▶ [Work to complete]: The entire listing is to be repeated verbatim.
▼
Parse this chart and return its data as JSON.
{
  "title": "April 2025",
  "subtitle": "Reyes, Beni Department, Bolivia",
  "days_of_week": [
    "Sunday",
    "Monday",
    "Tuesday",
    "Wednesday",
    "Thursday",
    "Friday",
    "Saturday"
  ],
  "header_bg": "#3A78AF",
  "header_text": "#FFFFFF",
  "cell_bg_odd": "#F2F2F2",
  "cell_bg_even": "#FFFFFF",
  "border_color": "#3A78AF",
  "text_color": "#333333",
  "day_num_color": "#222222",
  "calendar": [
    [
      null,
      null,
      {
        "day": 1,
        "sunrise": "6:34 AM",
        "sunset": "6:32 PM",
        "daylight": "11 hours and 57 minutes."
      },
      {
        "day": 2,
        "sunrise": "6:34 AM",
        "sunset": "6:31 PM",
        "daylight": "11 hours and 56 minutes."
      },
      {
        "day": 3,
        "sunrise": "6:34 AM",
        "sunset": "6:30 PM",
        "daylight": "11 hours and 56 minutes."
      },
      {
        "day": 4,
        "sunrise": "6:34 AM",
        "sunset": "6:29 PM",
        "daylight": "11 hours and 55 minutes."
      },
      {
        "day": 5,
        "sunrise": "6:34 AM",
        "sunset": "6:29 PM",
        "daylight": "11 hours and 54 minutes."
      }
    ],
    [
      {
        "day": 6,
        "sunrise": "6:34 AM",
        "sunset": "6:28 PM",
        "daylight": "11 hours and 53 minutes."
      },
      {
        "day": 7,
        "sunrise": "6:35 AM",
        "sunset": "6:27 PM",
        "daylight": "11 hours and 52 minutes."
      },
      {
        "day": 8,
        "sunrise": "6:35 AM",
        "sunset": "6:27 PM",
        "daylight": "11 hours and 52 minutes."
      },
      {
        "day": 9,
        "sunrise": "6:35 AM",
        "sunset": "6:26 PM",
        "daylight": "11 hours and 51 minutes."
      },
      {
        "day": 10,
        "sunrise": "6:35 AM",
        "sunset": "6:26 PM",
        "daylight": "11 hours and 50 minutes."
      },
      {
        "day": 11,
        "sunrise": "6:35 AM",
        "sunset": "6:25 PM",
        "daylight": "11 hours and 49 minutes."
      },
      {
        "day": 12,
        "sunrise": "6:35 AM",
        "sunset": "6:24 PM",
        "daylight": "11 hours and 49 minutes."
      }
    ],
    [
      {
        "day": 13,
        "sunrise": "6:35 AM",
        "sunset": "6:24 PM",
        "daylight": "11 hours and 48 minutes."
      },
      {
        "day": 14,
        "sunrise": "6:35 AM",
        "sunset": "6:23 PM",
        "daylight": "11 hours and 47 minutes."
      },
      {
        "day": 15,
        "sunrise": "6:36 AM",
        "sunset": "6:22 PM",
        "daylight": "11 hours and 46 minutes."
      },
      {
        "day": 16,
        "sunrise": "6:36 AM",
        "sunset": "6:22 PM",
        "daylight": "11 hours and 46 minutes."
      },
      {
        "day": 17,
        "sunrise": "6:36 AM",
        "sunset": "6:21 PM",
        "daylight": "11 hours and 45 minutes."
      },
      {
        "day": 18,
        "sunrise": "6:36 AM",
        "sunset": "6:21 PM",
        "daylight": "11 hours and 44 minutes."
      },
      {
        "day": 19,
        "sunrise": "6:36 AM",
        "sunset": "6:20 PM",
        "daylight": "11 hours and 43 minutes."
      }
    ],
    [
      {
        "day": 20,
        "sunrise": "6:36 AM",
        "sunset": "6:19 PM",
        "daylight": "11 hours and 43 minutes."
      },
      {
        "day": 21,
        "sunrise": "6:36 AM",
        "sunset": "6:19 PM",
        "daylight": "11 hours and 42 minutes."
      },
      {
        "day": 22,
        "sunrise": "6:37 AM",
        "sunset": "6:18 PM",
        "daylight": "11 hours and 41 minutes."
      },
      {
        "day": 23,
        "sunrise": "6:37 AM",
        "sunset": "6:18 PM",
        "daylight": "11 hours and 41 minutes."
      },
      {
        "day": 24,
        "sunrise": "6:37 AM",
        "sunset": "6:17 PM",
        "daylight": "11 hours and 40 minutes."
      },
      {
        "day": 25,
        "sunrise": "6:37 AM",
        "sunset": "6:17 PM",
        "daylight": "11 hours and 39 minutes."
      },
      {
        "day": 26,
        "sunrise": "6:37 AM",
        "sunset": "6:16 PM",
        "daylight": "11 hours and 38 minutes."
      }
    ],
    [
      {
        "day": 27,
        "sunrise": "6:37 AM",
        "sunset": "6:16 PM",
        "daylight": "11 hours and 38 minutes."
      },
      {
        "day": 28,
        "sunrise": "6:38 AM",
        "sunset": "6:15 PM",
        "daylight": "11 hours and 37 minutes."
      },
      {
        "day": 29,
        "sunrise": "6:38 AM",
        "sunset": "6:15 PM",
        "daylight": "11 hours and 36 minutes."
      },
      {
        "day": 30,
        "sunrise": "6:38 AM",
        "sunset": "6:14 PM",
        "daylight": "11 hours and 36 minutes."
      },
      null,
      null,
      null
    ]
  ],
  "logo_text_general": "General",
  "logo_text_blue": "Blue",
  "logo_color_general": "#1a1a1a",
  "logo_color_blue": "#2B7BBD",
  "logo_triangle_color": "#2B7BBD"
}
▲
▶ [Completed task]:
Parse this chart and return its data as JSON.
{
  "title": "April 2025",
  "subtitle": "Reyes, Beni Department, Bolivia",
  "days_of_week": [
    "Sunday",
    "Monday",
    "Tuesday",
    "Wednesday",
    "Thursday",
    "Friday",
    "Saturday"
  ],
  "header_bg": "#3A78AF",
  "header_text": "#FFFFFF",
  "cell_bg_odd": "#F2F2F2",
  "cell_bg_even": "#FFFFFF",
  "border_color": "#3A78AF",
  "text_color": "#333333",
  "day_num_color": "#222222",
  "calendar": [
    [
      null,
      null,
      {
        "day": 1,
        "sunrise": "6:34 AM",
        "sunset": "6:32 PM",
        "daylight": "11 hours and 57 minutes."
      },
      {
        "day": 2,
        "sunrise": "6:34 AM",
        "sunset": "6:31 PM",
        "daylight": "11 hours and 56 minutes."
      },
      {
        "day": 3,
        "sunrise": "6:34 AM",
        "sunset": "6:30 PM",
        "daylight": "11 hours and 56 minutes."
      },
      {
        "day": 4,
        "sunrise": "6:34 AM",
        "sunset": "6:29 PM",
        "daylight": "11 hours and 55 minutes."
      },
      {
        "day": 5,
        "sunrise": "6:34 AM",
        "sunset": "6:29 PM",
        "daylight": "11 hours and 54 minutes."
      }
    ],
    [
      {
        "day": 6,
        "sunrise": "6:34 AM",
        "sunset": "6:28 PM",
        "daylight": "11 hours and 53 minutes."
      },
      {
        "day": 7,
        "sunrise": "6:35 AM",
        "sunset": "6:27 PM",
        "daylight": "11 hours and 52 minutes."
      },
      {
        "day": 8,
        "sunrise": "6:35 AM",
        "sunset": "6:27 PM",
        "daylight": "11 hours and 52 minutes."
      },
      {
        "day": 9,
        "sunrise": "6:35 AM",
        "sunset": "6:26 PM",
        "daylight": "11 hours and 51 minutes."
      },
      {
        "day": 10,
        "sunrise": "6:35 AM",
        "sunset": "6:26 PM",
        "daylight": "11 hours and 50 minutes."
      },
      {
        "day": 11,
        "sunrise": "6:35 AM",
        "sunset": "6:25 PM",
        "daylight": "11 hours and 49 minutes."
      },
      {
        "day": 12,
        "sunrise": "6:35 AM",
        "sunset": "6:24 PM",
        "daylight": "11 hours and 49 minutes."
      }
    ],
    [
      {
        "day": 13,
        "sunrise": "6:35 AM",
        "sunset": "6:24 PM",
        "daylight": "11 hours and 48 minutes."
      },
      {
        "day": 14,
        "sunrise": "6:35 AM",
        "sunset": "6:23 PM",
        "daylight": "11 hours and 47 minutes."
      },
      {
        "day": 15,
        "sunrise": "6:36 AM",
        "sunset": "6:22 PM",
        "daylight": "11 hours and 46 minutes."
      },
      {
        "day": 16,
        "sunrise": "6:36 AM",
        "sunset": "6:22 PM",
        "daylight": "11 hours and 46 minutes."
      },
      {
        "day": 17,
        "sunrise": "6:36 AM",
        "sunset": "6:21 PM",
        "daylight": "11 hours and 45 minutes."
      },
      {
        "day": 18,
        "sunrise": "6:36 AM",
        "sunset": "6:21 PM",
        "daylight": "11 hours and 44 minutes."
      },
      {
        "day": 19,
        "sunrise": "6:36 AM",
        "sunset": "6:20 PM",
        "daylight": "11 hours and 43 minutes."
      }
    ],
    [
      {
        "day": 20,
        "sunrise": "6:36 AM",
        "sunset": "6:19 PM",
        "daylight": "11 hours and 43 minutes."
      },
      {
        "day": 21,
        "sunrise": "6:36 AM",
        "sunset": "6:19 PM",
        "daylight": "11 hours and 42 minutes."
      },
      {
        "day": 22,
        "sunrise": "6:37 AM",
        "sunset": "6:18 PM",
        "daylight": "11 hours and 41 minutes."
      },
      {
        "day": 23,
        "sunrise": "6:37 AM",
        "sunset": "6:18 PM",
        "daylight": "11 hours and 41 minutes."
      },
      {
        "day": 24,
        "sunrise": "6:37 AM",
        "sunset": "6:17 PM",
        "daylight": "11 hours and 40 minutes."
      },
      {
        "day": 25,
        "sunrise": "6:37 AM",
        "sunset": "6:17 PM",
        "daylight": "11 hours and 39 minutes."
      },
      {
        "day": 26,
        "sunrise": "6:37 AM",
        "sunset": "6:16 PM",
        "daylight": "11 hours and 38 minutes."
      }
    ],
    [
      {
        "day": 27,
        "sunrise": "6:37 AM",
        "sunset": "6:16 PM",
        "daylight": "11 hours and 38 minutes."
      },
      {
        "day": 28,
        "sunrise": "6:38 AM",
        "sunset": "6:15 PM",
        "daylight": "11 hours and 37 minutes."
      },
      {
        "day": 29,
        "sunrise": "6:38 AM",
        "sunset": "6:15 PM",
        "daylight": "11 hours and 36 minutes."
      },
      {
        "day": 30,
        "sunrise": "6:38 AM",
        "sunset": "6:14 PM",
        "daylight": "11 hours and 36 minutes."
      },
      null,
      null,
      null
    ]
  ],
  "logo_text_general": "General",
  "logo_text_blue": "Blue",
  "logo_color_general": "#1a1a1a",
  "logo_color_blue": "#2B7BBD",
  "logo_triangle_color": "#2B7BBD"
}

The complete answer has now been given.